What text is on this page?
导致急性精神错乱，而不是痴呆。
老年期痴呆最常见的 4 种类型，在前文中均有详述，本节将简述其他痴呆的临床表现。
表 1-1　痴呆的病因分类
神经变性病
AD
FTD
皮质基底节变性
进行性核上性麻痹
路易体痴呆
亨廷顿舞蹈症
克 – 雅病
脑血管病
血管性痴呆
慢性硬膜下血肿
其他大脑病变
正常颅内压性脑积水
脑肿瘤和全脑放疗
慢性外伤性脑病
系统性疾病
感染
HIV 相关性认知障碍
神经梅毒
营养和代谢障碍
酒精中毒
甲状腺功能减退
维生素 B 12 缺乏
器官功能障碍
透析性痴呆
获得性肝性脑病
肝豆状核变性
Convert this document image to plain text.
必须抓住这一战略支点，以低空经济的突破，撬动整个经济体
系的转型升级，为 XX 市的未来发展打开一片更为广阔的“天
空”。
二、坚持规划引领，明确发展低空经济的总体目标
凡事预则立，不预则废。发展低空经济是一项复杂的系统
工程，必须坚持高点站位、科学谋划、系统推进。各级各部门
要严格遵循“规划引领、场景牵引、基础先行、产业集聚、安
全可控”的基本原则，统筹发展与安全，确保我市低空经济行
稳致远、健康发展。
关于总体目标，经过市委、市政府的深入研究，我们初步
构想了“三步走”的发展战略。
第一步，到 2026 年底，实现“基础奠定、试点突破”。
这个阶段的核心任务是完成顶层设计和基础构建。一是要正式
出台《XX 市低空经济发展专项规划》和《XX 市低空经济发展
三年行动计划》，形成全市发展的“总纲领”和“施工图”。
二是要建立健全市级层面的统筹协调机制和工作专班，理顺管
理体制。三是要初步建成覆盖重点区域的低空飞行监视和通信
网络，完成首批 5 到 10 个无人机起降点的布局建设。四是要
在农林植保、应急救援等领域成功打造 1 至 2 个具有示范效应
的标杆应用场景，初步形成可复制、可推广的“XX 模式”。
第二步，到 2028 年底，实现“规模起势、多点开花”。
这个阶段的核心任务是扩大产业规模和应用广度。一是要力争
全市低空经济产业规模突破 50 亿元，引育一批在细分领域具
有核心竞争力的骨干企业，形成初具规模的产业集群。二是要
- - - - - - -
Pick out the lines containing the string "this" and show them.

What text is on this page?
Convert this document image to plain text.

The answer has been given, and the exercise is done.